### AVAILABLE DATA

+ + + + + + +

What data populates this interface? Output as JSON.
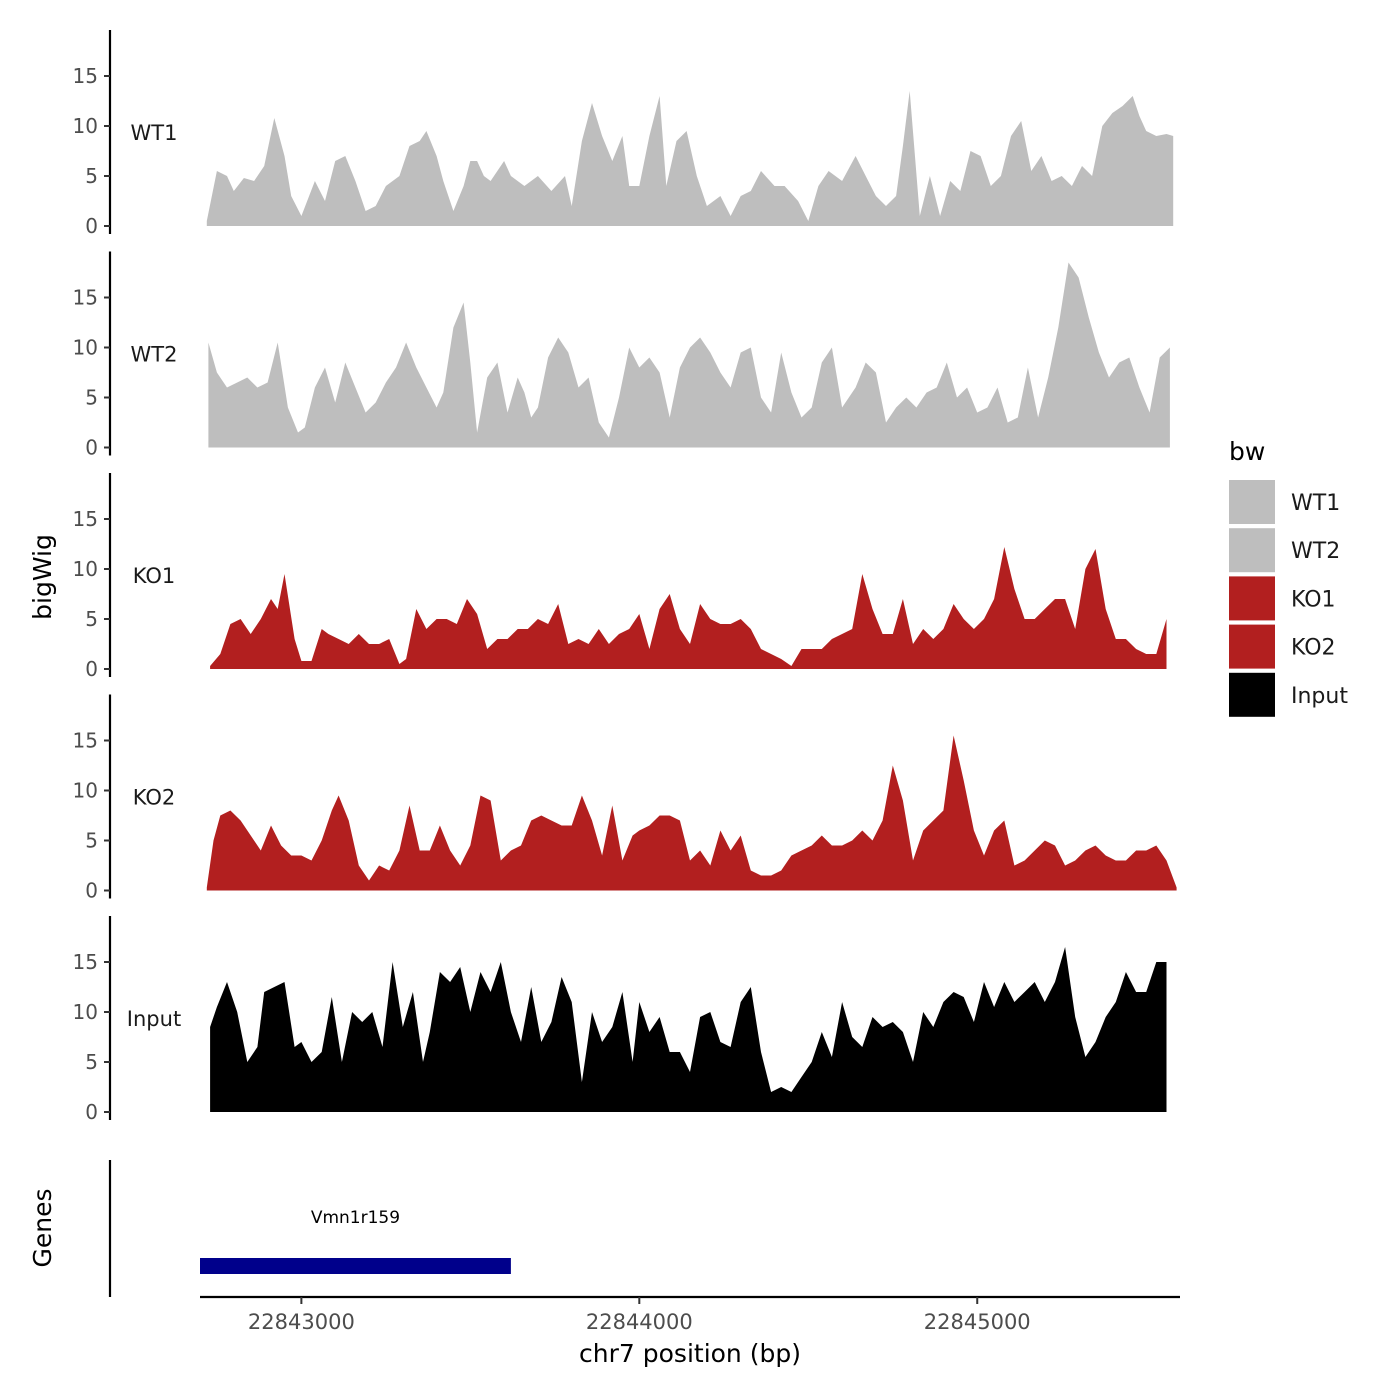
{
  "chart_data": {
    "type": "area",
    "y_title": "bigWig",
    "x_title": "chr7 position (bp)",
    "genes_title": "Genes",
    "x_range": [
      22842700,
      22845600
    ],
    "x_ticks": [
      22843000,
      22844000,
      22845000
    ],
    "y_range": [
      0,
      19
    ],
    "y_ticks": [
      0,
      5,
      10,
      15
    ],
    "legend_title": "bw",
    "legend": [
      {
        "label": "WT1",
        "color": "#bebebe"
      },
      {
        "label": "WT2",
        "color": "#bebebe"
      },
      {
        "label": "KO1",
        "color": "#b21f1f"
      },
      {
        "label": "KO2",
        "color": "#b21f1f"
      },
      {
        "label": "Input",
        "color": "#000000"
      }
    ],
    "tracks": [
      {
        "name": "WT1",
        "color": "#bebebe",
        "x": [
          22842720,
          22842750,
          22842780,
          22842800,
          22842830,
          22842860,
          22842890,
          22842920,
          22842950,
          22842970,
          22843000,
          22843040,
          22843070,
          22843100,
          22843130,
          22843160,
          22843190,
          22843220,
          22843250,
          22843290,
          22843320,
          22843350,
          22843370,
          22843400,
          22843420,
          22843450,
          22843480,
          22843500,
          22843520,
          22843540,
          22843560,
          22843600,
          22843620,
          22843660,
          22843700,
          22843740,
          22843780,
          22843800,
          22843830,
          22843860,
          22843890,
          22843920,
          22843950,
          22843970,
          22844000,
          22844030,
          22844060,
          22844080,
          22844110,
          22844140,
          22844170,
          22844200,
          22844240,
          22844270,
          22844300,
          22844330,
          22844360,
          22844400,
          22844430,
          22844470,
          22844500,
          22844530,
          22844560,
          22844600,
          22844640,
          22844670,
          22844700,
          22844730,
          22844760,
          22844780,
          22844800,
          22844830,
          22844860,
          22844890,
          22844920,
          22844950,
          22844980,
          22845010,
          22845040,
          22845070,
          22845100,
          22845130,
          22845160,
          22845190,
          22845220,
          22845250,
          22845280,
          22845310,
          22845340,
          22845370,
          22845400,
          22845430,
          22845460,
          22845480,
          22845500,
          22845530,
          22845560,
          22845580
        ],
        "y": [
          0.5,
          5.5,
          5,
          3.5,
          4.8,
          4.5,
          6,
          10.8,
          7,
          3,
          1,
          4.5,
          2.5,
          6.5,
          7,
          4.5,
          1.5,
          2,
          4,
          5,
          8,
          8.5,
          9.5,
          7,
          4.5,
          1.5,
          4,
          6.5,
          6.5,
          5,
          4.5,
          6.5,
          5,
          4,
          5,
          3.5,
          5,
          2,
          8.5,
          12.3,
          9,
          6.5,
          9,
          4,
          4,
          9,
          13,
          4,
          8.5,
          9.5,
          5,
          2,
          3,
          1,
          3,
          3.5,
          5.5,
          4,
          4,
          2.5,
          0.5,
          4,
          5.5,
          4.5,
          7,
          5,
          3,
          2,
          3,
          8,
          13.5,
          1,
          5,
          1,
          4.5,
          3.5,
          7.5,
          7,
          4,
          5,
          9,
          10.5,
          5.5,
          7,
          4.5,
          5,
          4,
          6,
          5,
          10,
          11.3,
          12,
          13,
          11,
          9.5,
          9,
          9.2,
          9
        ]
      },
      {
        "name": "WT2",
        "color": "#bebebe",
        "x": [
          22842725,
          22842750,
          22842780,
          22842810,
          22842840,
          22842870,
          22842900,
          22842930,
          22842960,
          22842990,
          22843010,
          22843040,
          22843070,
          22843100,
          22843130,
          22843160,
          22843190,
          22843220,
          22843250,
          22843280,
          22843310,
          22843340,
          22843370,
          22843400,
          22843420,
          22843450,
          22843480,
          22843500,
          22843520,
          22843550,
          22843580,
          22843610,
          22843640,
          22843660,
          22843680,
          22843700,
          22843730,
          22843760,
          22843790,
          22843820,
          22843850,
          22843880,
          22843910,
          22843940,
          22843970,
          22844000,
          22844030,
          22844060,
          22844090,
          22844120,
          22844150,
          22844180,
          22844210,
          22844240,
          22844270,
          22844300,
          22844330,
          22844360,
          22844390,
          22844420,
          22844450,
          22844480,
          22844510,
          22844540,
          22844570,
          22844600,
          22844640,
          22844670,
          22844700,
          22844730,
          22844760,
          22844790,
          22844820,
          22844850,
          22844880,
          22844910,
          22844940,
          22844970,
          22845000,
          22845030,
          22845060,
          22845090,
          22845120,
          22845150,
          22845180,
          22845210,
          22845240,
          22845270,
          22845300,
          22845330,
          22845360,
          22845390,
          22845420,
          22845450,
          22845480,
          22845510,
          22845540,
          22845570
        ],
        "y": [
          10.5,
          7.5,
          6,
          6.5,
          7,
          6,
          6.5,
          10.5,
          4,
          1.5,
          2,
          6,
          8,
          4.5,
          8.5,
          6,
          3.5,
          4.5,
          6.5,
          8,
          10.5,
          8,
          6,
          4,
          5.5,
          12,
          14.5,
          8.5,
          1.5,
          7,
          8.5,
          3.5,
          7,
          5.5,
          3,
          4,
          9,
          11,
          9.5,
          6,
          7,
          2.5,
          1,
          5,
          10,
          8,
          9,
          7.5,
          3,
          8,
          10,
          11,
          9.5,
          7.5,
          6,
          9.5,
          10,
          5,
          3.5,
          9.5,
          5.5,
          3,
          4,
          8.5,
          10,
          4,
          6,
          8.5,
          7.5,
          2.5,
          4,
          5,
          4,
          5.5,
          6,
          8.5,
          5,
          6,
          3.5,
          4,
          6,
          2.5,
          3,
          8,
          3,
          7,
          12,
          18.5,
          17,
          13,
          9.5,
          7,
          8.5,
          9,
          6,
          3.5,
          9,
          10
        ]
      },
      {
        "name": "KO1",
        "color": "#b21f1f",
        "x": [
          22842730,
          22842760,
          22842790,
          22842820,
          22842850,
          22842880,
          22842910,
          22842930,
          22842950,
          22842980,
          22843000,
          22843030,
          22843060,
          22843080,
          22843110,
          22843140,
          22843170,
          22843200,
          22843230,
          22843260,
          22843290,
          22843310,
          22843340,
          22843370,
          22843400,
          22843430,
          22843460,
          22843490,
          22843520,
          22843550,
          22843580,
          22843610,
          22843640,
          22843670,
          22843700,
          22843730,
          22843760,
          22843790,
          22843820,
          22843850,
          22843880,
          22843910,
          22843940,
          22843970,
          22844000,
          22844030,
          22844060,
          22844090,
          22844120,
          22844150,
          22844180,
          22844210,
          22844240,
          22844270,
          22844300,
          22844330,
          22844360,
          22844390,
          22844420,
          22844450,
          22844480,
          22844510,
          22844540,
          22844570,
          22844600,
          22844630,
          22844660,
          22844690,
          22844720,
          22844750,
          22844780,
          22844810,
          22844840,
          22844870,
          22844900,
          22844930,
          22844960,
          22844990,
          22845020,
          22845050,
          22845080,
          22845110,
          22845140,
          22845170,
          22845200,
          22845230,
          22845260,
          22845290,
          22845320,
          22845350,
          22845380,
          22845410,
          22845440,
          22845470,
          22845500,
          22845530,
          22845560
        ],
        "y": [
          0.3,
          1.5,
          4.5,
          5,
          3.5,
          5,
          7,
          6,
          9.5,
          3,
          0.8,
          0.8,
          4,
          3.5,
          3,
          2.5,
          3.5,
          2.5,
          2.5,
          3,
          0.5,
          1,
          6,
          4,
          5,
          5,
          4.5,
          7,
          5.5,
          2,
          3,
          3,
          4,
          4,
          5,
          4.5,
          6.5,
          2.5,
          3,
          2.5,
          4,
          2.5,
          3.5,
          4,
          5.5,
          2,
          6,
          7.5,
          4,
          2.5,
          6.5,
          5,
          4.5,
          4.5,
          5,
          4,
          2,
          1.5,
          1,
          0.3,
          2,
          2,
          2,
          3,
          3.5,
          4,
          9.5,
          6,
          3.5,
          3.5,
          7,
          2.5,
          4,
          3,
          4,
          6.5,
          5,
          4,
          5,
          7,
          12.2,
          8,
          5,
          5,
          6,
          7,
          7,
          4,
          10,
          12,
          6,
          3,
          3,
          2,
          1.5,
          1.5,
          5
        ]
      },
      {
        "name": "KO2",
        "color": "#b21f1f",
        "x": [
          22842720,
          22842740,
          22842760,
          22842790,
          22842820,
          22842850,
          22842880,
          22842910,
          22842940,
          22842970,
          22843000,
          22843030,
          22843060,
          22843090,
          22843110,
          22843140,
          22843170,
          22843200,
          22843230,
          22843260,
          22843290,
          22843320,
          22843350,
          22843380,
          22843410,
          22843440,
          22843470,
          22843500,
          22843530,
          22843560,
          22843590,
          22843620,
          22843650,
          22843680,
          22843710,
          22843740,
          22843770,
          22843800,
          22843830,
          22843860,
          22843890,
          22843920,
          22843950,
          22843980,
          22844000,
          22844030,
          22844060,
          22844090,
          22844120,
          22844150,
          22844180,
          22844210,
          22844240,
          22844270,
          22844300,
          22844330,
          22844360,
          22844390,
          22844420,
          22844450,
          22844480,
          22844510,
          22844540,
          22844570,
          22844600,
          22844630,
          22844660,
          22844690,
          22844720,
          22844750,
          22844780,
          22844810,
          22844840,
          22844870,
          22844900,
          22844930,
          22844960,
          22844990,
          22845020,
          22845050,
          22845080,
          22845110,
          22845140,
          22845170,
          22845200,
          22845230,
          22845260,
          22845290,
          22845320,
          22845350,
          22845380,
          22845410,
          22845440,
          22845470,
          22845500,
          22845530,
          22845560,
          22845590
        ],
        "y": [
          0.3,
          5,
          7.5,
          8,
          7,
          5.5,
          4,
          6.5,
          4.5,
          3.5,
          3.5,
          3,
          5,
          8,
          9.5,
          7,
          2.5,
          1,
          2.5,
          2,
          4,
          8.5,
          4,
          4,
          6.5,
          4,
          2.5,
          4.5,
          9.5,
          9,
          3,
          4,
          4.5,
          7,
          7.5,
          7,
          6.5,
          6.5,
          9.5,
          7,
          3.5,
          8.5,
          3,
          5.5,
          6,
          6.5,
          7.5,
          7.5,
          7,
          3,
          4,
          2.5,
          6,
          4,
          5.5,
          2,
          1.5,
          1.5,
          2,
          3.5,
          4,
          4.5,
          5.5,
          4.5,
          4.5,
          5,
          6,
          5,
          7,
          12.5,
          9,
          3,
          6,
          7,
          8,
          15.5,
          11,
          6,
          3.5,
          6,
          7,
          2.5,
          3,
          4,
          5,
          4.5,
          2.5,
          3,
          4,
          4.5,
          3.5,
          3,
          3,
          4,
          4,
          4.5,
          3,
          0.3
        ]
      },
      {
        "name": "Input",
        "color": "#000000",
        "x": [
          22842730,
          22842750,
          22842780,
          22842810,
          22842840,
          22842870,
          22842890,
          22842920,
          22842950,
          22842980,
          22843000,
          22843030,
          22843060,
          22843090,
          22843120,
          22843150,
          22843180,
          22843210,
          22843240,
          22843270,
          22843300,
          22843330,
          22843360,
          22843380,
          22843410,
          22843440,
          22843470,
          22843500,
          22843530,
          22843560,
          22843590,
          22843620,
          22843650,
          22843680,
          22843710,
          22843740,
          22843770,
          22843800,
          22843830,
          22843860,
          22843890,
          22843920,
          22843950,
          22843980,
          22844000,
          22844030,
          22844060,
          22844090,
          22844120,
          22844150,
          22844180,
          22844210,
          22844240,
          22844270,
          22844300,
          22844330,
          22844360,
          22844390,
          22844420,
          22844450,
          22844480,
          22844510,
          22844540,
          22844570,
          22844600,
          22844630,
          22844660,
          22844690,
          22844720,
          22844750,
          22844780,
          22844810,
          22844840,
          22844870,
          22844900,
          22844930,
          22844960,
          22844990,
          22845020,
          22845050,
          22845080,
          22845110,
          22845140,
          22845170,
          22845200,
          22845230,
          22845260,
          22845290,
          22845320,
          22845350,
          22845380,
          22845410,
          22845440,
          22845470,
          22845500,
          22845530,
          22845560
        ],
        "y": [
          8.5,
          10.5,
          13,
          10,
          5,
          6.5,
          12,
          12.5,
          13,
          6.5,
          7,
          5,
          6,
          11.5,
          5,
          10,
          9,
          10,
          6.5,
          15,
          8.5,
          12,
          5,
          8,
          14,
          13,
          14.5,
          10,
          14,
          12,
          15,
          10,
          7,
          12.5,
          7,
          9,
          13.5,
          11,
          3,
          10,
          7,
          8.5,
          12,
          5,
          11,
          8,
          9.5,
          6,
          6,
          4,
          9.5,
          10,
          7,
          6.5,
          11,
          12.5,
          6,
          2,
          2.5,
          2,
          3.5,
          5,
          8,
          5.5,
          11,
          7.5,
          6.5,
          9.5,
          8.5,
          9,
          8,
          5,
          10,
          8.5,
          11,
          12,
          11.5,
          9,
          13,
          10.5,
          13,
          11,
          12,
          13,
          11,
          13,
          16.5,
          9.5,
          5.5,
          7,
          9.5,
          11,
          14,
          12,
          12,
          15,
          15
        ]
      }
    ],
    "genes": [
      {
        "name": "Vmn1r159",
        "start": 22842700,
        "end": 22843620,
        "color": "#00008b"
      }
    ]
  }
}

+ + + + + + +

### YOUR INSTRUCTIONS
From the entries, report every line in which the string "label" occurs.

### OUTPUT OF THE EXERCISE
        "label": "WT1",
        "label": "WT2",
        "label": "KO1",
        "label": "KO2",
        "label": "Input",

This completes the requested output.